§ Written instruction: Transcribe each of the records below exactly, excluding all pictures.

━━ Given records ━━

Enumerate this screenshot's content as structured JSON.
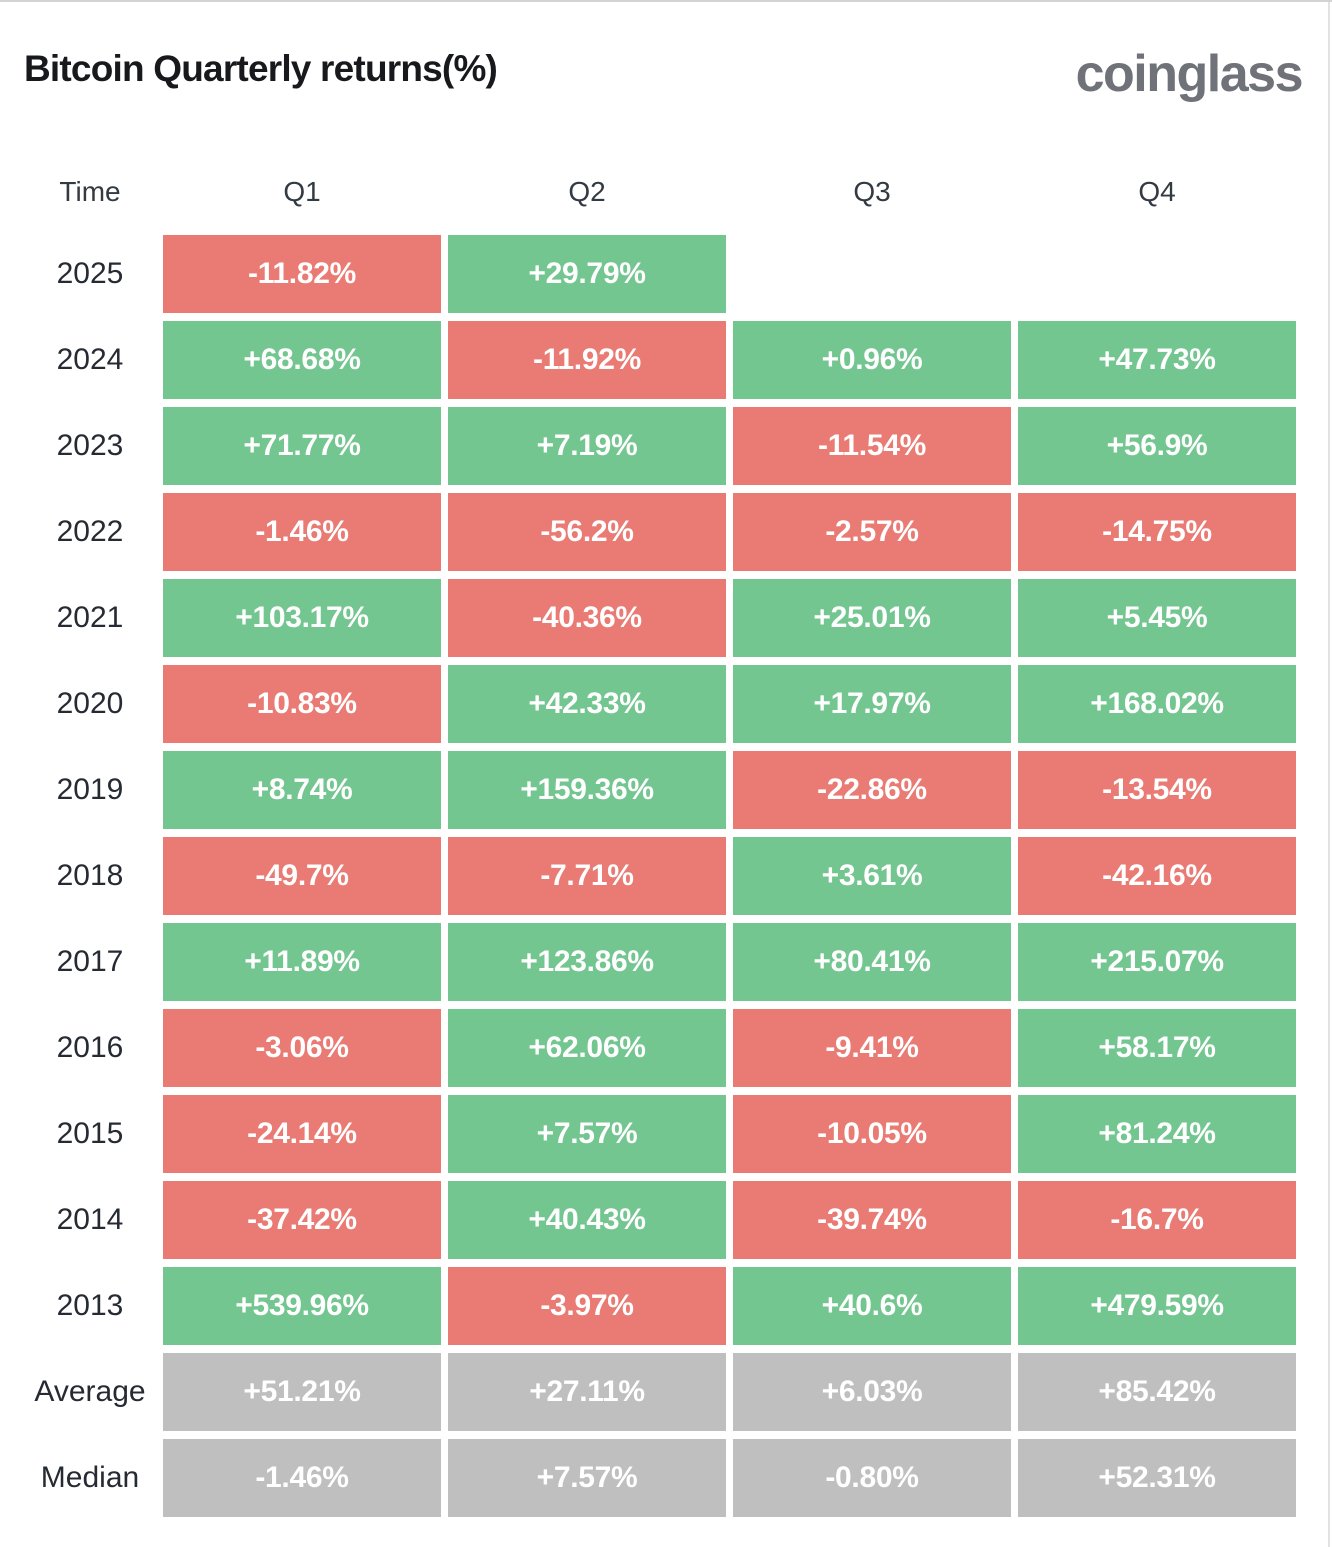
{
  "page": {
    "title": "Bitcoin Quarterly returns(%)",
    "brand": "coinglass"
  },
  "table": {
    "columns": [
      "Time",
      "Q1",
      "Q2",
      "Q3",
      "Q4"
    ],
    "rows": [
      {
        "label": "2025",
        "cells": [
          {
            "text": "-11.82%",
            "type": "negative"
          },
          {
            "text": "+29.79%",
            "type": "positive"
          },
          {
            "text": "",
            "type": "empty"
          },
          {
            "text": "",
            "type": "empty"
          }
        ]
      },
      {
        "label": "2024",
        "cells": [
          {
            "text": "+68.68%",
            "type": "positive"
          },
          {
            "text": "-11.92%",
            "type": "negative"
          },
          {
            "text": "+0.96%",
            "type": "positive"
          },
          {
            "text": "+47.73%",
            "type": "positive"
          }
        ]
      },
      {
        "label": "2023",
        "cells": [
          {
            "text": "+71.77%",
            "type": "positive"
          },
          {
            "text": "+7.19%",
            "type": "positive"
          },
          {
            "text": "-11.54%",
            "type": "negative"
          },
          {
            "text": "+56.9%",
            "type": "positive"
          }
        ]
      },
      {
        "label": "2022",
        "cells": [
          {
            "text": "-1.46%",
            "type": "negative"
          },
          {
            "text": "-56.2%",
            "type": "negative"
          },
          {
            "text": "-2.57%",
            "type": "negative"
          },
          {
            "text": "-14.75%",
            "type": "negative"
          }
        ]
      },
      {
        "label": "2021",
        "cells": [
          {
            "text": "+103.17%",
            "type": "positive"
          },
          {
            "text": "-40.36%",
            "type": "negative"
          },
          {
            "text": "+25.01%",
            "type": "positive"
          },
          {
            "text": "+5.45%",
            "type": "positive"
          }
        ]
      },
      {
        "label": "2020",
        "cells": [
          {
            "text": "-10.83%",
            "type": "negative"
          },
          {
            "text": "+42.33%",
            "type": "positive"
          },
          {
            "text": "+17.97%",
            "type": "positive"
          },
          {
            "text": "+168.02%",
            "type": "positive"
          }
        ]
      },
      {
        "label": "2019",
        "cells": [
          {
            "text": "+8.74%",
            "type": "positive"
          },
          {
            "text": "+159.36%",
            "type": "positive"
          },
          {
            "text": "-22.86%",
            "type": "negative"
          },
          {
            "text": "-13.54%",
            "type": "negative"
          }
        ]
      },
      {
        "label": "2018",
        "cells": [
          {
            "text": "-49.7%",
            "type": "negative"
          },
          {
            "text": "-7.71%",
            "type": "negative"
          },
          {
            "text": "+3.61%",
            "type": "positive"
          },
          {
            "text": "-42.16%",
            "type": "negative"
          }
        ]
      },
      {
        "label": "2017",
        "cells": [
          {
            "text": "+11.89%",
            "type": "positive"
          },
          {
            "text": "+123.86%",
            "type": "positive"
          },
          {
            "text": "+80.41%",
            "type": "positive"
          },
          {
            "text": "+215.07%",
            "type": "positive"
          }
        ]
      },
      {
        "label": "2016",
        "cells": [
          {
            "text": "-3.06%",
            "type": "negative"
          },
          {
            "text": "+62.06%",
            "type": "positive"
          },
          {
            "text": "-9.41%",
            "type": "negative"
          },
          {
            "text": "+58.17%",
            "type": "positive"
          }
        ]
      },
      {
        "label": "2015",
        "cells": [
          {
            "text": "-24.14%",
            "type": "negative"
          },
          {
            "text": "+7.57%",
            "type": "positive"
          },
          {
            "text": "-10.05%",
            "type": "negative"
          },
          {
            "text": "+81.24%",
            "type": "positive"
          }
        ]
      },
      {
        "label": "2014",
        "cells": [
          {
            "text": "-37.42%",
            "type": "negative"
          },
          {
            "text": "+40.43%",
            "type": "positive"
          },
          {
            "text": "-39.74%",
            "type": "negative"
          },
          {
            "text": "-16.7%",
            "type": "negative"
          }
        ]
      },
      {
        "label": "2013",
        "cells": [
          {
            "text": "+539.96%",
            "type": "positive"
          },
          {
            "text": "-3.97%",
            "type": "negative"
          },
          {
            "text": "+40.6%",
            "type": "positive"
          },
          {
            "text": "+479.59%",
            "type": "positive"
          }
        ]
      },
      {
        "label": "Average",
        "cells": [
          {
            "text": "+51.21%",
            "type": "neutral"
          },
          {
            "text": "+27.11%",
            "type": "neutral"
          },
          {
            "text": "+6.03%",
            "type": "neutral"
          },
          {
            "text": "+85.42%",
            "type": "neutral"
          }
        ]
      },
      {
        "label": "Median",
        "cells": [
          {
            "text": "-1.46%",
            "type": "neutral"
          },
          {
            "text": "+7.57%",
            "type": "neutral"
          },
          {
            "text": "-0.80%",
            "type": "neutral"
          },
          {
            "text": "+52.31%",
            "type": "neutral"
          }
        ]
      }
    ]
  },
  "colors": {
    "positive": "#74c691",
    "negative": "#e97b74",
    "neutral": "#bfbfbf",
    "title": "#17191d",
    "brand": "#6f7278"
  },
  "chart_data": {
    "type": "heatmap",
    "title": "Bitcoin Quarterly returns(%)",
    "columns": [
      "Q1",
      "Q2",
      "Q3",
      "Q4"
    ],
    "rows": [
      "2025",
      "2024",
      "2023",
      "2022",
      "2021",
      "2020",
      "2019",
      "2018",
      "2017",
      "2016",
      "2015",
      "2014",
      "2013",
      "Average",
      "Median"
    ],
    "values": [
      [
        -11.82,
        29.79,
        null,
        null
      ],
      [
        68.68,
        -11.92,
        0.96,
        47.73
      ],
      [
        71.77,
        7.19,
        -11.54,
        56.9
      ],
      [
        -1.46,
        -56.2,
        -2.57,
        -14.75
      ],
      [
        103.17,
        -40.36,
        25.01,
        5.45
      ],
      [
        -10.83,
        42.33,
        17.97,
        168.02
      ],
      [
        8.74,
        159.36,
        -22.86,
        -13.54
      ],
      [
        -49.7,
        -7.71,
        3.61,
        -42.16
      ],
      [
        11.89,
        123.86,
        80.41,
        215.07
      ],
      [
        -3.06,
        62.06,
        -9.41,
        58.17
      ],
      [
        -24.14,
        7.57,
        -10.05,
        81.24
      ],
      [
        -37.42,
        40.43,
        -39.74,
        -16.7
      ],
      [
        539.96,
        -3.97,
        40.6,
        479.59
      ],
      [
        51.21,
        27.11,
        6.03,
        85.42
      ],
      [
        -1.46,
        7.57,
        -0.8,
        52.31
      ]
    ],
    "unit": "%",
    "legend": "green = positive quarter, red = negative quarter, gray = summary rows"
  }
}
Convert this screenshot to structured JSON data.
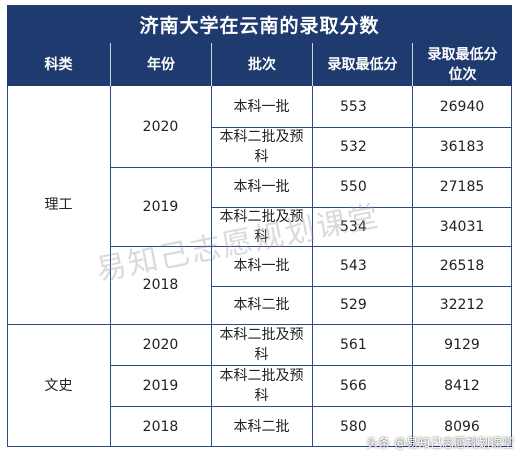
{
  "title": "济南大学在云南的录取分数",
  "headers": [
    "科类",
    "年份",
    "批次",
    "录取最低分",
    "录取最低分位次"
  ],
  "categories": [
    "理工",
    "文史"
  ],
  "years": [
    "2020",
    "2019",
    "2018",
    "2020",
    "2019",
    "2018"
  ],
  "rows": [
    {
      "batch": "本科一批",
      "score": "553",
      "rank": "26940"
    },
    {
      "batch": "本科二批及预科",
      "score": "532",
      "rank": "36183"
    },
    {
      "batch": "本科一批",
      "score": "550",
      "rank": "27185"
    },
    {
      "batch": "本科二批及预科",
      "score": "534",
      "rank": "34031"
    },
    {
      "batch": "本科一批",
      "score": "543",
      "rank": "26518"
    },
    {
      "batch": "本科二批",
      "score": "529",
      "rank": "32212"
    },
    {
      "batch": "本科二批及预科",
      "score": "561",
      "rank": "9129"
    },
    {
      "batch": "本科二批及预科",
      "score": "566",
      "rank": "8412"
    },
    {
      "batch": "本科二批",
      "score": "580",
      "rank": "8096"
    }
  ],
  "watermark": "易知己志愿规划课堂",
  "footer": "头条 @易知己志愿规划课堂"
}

━━━

§ Expected answer:
Enumerate this screenshot's content as structured JSON.
{
  "page": {
    "title": "Bitcoin Quarterly returns(%)",
    "brand": "coinglass"
  },
  "table": {
    "columns": [
      "Time",
      "Q1",
      "Q2",
      "Q3",
      "Q4"
    ],
    "rows": [
      {
        "label": "2025",
        "cells": [
          {
            "text": "-11.82%",
            "type": "negative"
          },
          {
            "text": "+29.79%",
            "type": "positive"
          },
          {
            "text": "",
            "type": "empty"
          },
          {
            "text": "",
            "type": "empty"
          }
        ]
      },
      {
        "label": "2024",
        "cells": [
          {
            "text": "+68.68%",
            "type": "positive"
          },
          {
            "text": "-11.92%",
            "type": "negative"
          },
          {
            "text": "+0.96%",
            "type": "positive"
          },
          {
            "text": "+47.73%",
            "type": "positive"
          }
        ]
      },
      {
        "label": "2023",
        "cells": [
          {
            "text": "+71.77%",
            "type": "positive"
          },
          {
            "text": "+7.19%",
            "type": "positive"
          },
          {
            "text": "-11.54%",
            "type": "negative"
          },
          {
            "text": "+56.9%",
            "type": "positive"
          }
        ]
      },
      {
        "label": "2022",
        "cells": [
          {
            "text": "-1.46%",
            "type": "negative"
          },
          {
            "text": "-56.2%",
            "type": "negative"
          },
          {
            "text": "-2.57%",
            "type": "negative"
          },
          {
            "text": "-14.75%",
            "type": "negative"
          }
        ]
      },
      {
        "label": "2021",
        "cells": [
          {
            "text": "+103.17%",
            "type": "positive"
          },
          {
            "text": "-40.36%",
            "type": "negative"
          },
          {
            "text": "+25.01%",
            "type": "positive"
          },
          {
            "text": "+5.45%",
            "type": "positive"
          }
        ]
      },
      {
        "label": "2020",
        "cells": [
          {
            "text": "-10.83%",
            "type": "negative"
          },
          {
            "text": "+42.33%",
            "type": "positive"
          },
          {
            "text": "+17.97%",
            "type": "positive"
          },
          {
            "text": "+168.02%",
            "type": "positive"
          }
        ]
      },
      {
        "label": "2019",
        "cells": [
          {
            "text": "+8.74%",
            "type": "positive"
          },
          {
            "text": "+159.36%",
            "type": "positive"
          },
          {
            "text": "-22.86%",
            "type": "negative"
          },
          {
            "text": "-13.54%",
            "type": "negative"
          }
        ]
      },
      {
        "label": "2018",
        "cells": [
          {
            "text": "-49.7%",
            "type": "negative"
          },
          {
            "text": "-7.71%",
            "type": "negative"
          },
          {
            "text": "+3.61%",
            "type": "positive"
          },
          {
            "text": "-42.16%",
            "type": "negative"
          }
        ]
      },
      {
        "label": "2017",
        "cells": [
          {
            "text": "+11.89%",
            "type": "positive"
          },
          {
            "text": "+123.86%",
            "type": "positive"
          },
          {
            "text": "+80.41%",
            "type": "positive"
          },
          {
            "text": "+215.07%",
            "type": "positive"
          }
        ]
      },
      {
        "label": "2016",
        "cells": [
          {
            "text": "-3.06%",
            "type": "negative"
          },
          {
            "text": "+62.06%",
            "type": "positive"
          },
          {
            "text": "-9.41%",
            "type": "negative"
          },
          {
            "text": "+58.17%",
            "type": "positive"
          }
        ]
      },
      {
        "label": "2015",
        "cells": [
          {
            "text": "-24.14%",
            "type": "negative"
          },
          {
            "text": "+7.57%",
            "type": "positive"
          },
          {
            "text": "-10.05%",
            "type": "negative"
          },
          {
            "text": "+81.24%",
            "type": "positive"
          }
        ]
      },
      {
        "label": "2014",
        "cells": [
          {
            "text": "-37.42%",
            "type": "negative"
          },
          {
            "text": "+40.43%",
            "type": "positive"
          },
          {
            "text": "-39.74%",
            "type": "negative"
          },
          {
            "text": "-16.7%",
            "type": "negative"
          }
        ]
      },
      {
        "label": "2013",
        "cells": [
          {
            "text": "+539.96%",
            "type": "positive"
          },
          {
            "text": "-3.97%",
            "type": "negative"
          },
          {
            "text": "+40.6%",
            "type": "positive"
          },
          {
            "text": "+479.59%",
            "type": "positive"
          }
        ]
      },
      {
        "label": "Average",
        "cells": [
          {
            "text": "+51.21%",
            "type": "neutral"
          },
          {
            "text": "+27.11%",
            "type": "neutral"
          },
          {
            "text": "+6.03%",
            "type": "neutral"
          },
          {
            "text": "+85.42%",
            "type": "neutral"
          }
        ]
      },
      {
        "label": "Median",
        "cells": [
          {
            "text": "-1.46%",
            "type": "neutral"
          },
          {
            "text": "+7.57%",
            "type": "neutral"
          },
          {
            "text": "-0.80%",
            "type": "neutral"
          },
          {
            "text": "+52.31%",
            "type": "neutral"
          }
        ]
      }
    ]
  },
  "colors": {
    "positive": "#74c691",
    "negative": "#e97b74",
    "neutral": "#bfbfbf",
    "title": "#17191d",
    "brand": "#6f7278"
  },
  "chart_data": {
    "type": "heatmap",
    "title": "Bitcoin Quarterly returns(%)",
    "columns": [
      "Q1",
      "Q2",
      "Q3",
      "Q4"
    ],
    "rows": [
      "2025",
      "2024",
      "2023",
      "2022",
      "2021",
      "2020",
      "2019",
      "2018",
      "2017",
      "2016",
      "2015",
      "2014",
      "2013",
      "Average",
      "Median"
    ],
    "values": [
      [
        -11.82,
        29.79,
        null,
        null
      ],
      [
        68.68,
        -11.92,
        0.96,
        47.73
      ],
      [
        71.77,
        7.19,
        -11.54,
        56.9
      ],
      [
        -1.46,
        -56.2,
        -2.57,
        -14.75
      ],
      [
        103.17,
        -40.36,
        25.01,
        5.45
      ],
      [
        -10.83,
        42.33,
        17.97,
        168.02
      ],
      [
        8.74,
        159.36,
        -22.86,
        -13.54
      ],
      [
        -49.7,
        -7.71,
        3.61,
        -42.16
      ],
      [
        11.89,
        123.86,
        80.41,
        215.07
      ],
      [
        -3.06,
        62.06,
        -9.41,
        58.17
      ],
      [
        -24.14,
        7.57,
        -10.05,
        81.24
      ],
      [
        -37.42,
        40.43,
        -39.74,
        -16.7
      ],
      [
        539.96,
        -3.97,
        40.6,
        479.59
      ],
      [
        51.21,
        27.11,
        6.03,
        85.42
      ],
      [
        -1.46,
        7.57,
        -0.8,
        52.31
      ]
    ],
    "unit": "%",
    "legend": "green = positive quarter, red = negative quarter, gray = summary rows"
  }
}
Convert this screenshot to structured JSON data.
{
  "title": "济南大学在云南的录取分数",
  "headers": [
    "科类",
    "年份",
    "批次",
    "录取最低分",
    "录取最低分位次"
  ],
  "categories": [
    "理工",
    "文史"
  ],
  "years": [
    "2020",
    "2019",
    "2018",
    "2020",
    "2019",
    "2018"
  ],
  "rows": [
    {
      "batch": "本科一批",
      "score": "553",
      "rank": "26940"
    },
    {
      "batch": "本科二批及预科",
      "score": "532",
      "rank": "36183"
    },
    {
      "batch": "本科一批",
      "score": "550",
      "rank": "27185"
    },
    {
      "batch": "本科二批及预科",
      "score": "534",
      "rank": "34031"
    },
    {
      "batch": "本科一批",
      "score": "543",
      "rank": "26518"
    },
    {
      "batch": "本科二批",
      "score": "529",
      "rank": "32212"
    },
    {
      "batch": "本科二批及预科",
      "score": "561",
      "rank": "9129"
    },
    {
      "batch": "本科二批及预科",
      "score": "566",
      "rank": "8412"
    },
    {
      "batch": "本科二批",
      "score": "580",
      "rank": "8096"
    }
  ],
  "watermark": "易知己志愿规划课堂",
  "footer": "头条 @易知己志愿规划课堂"
}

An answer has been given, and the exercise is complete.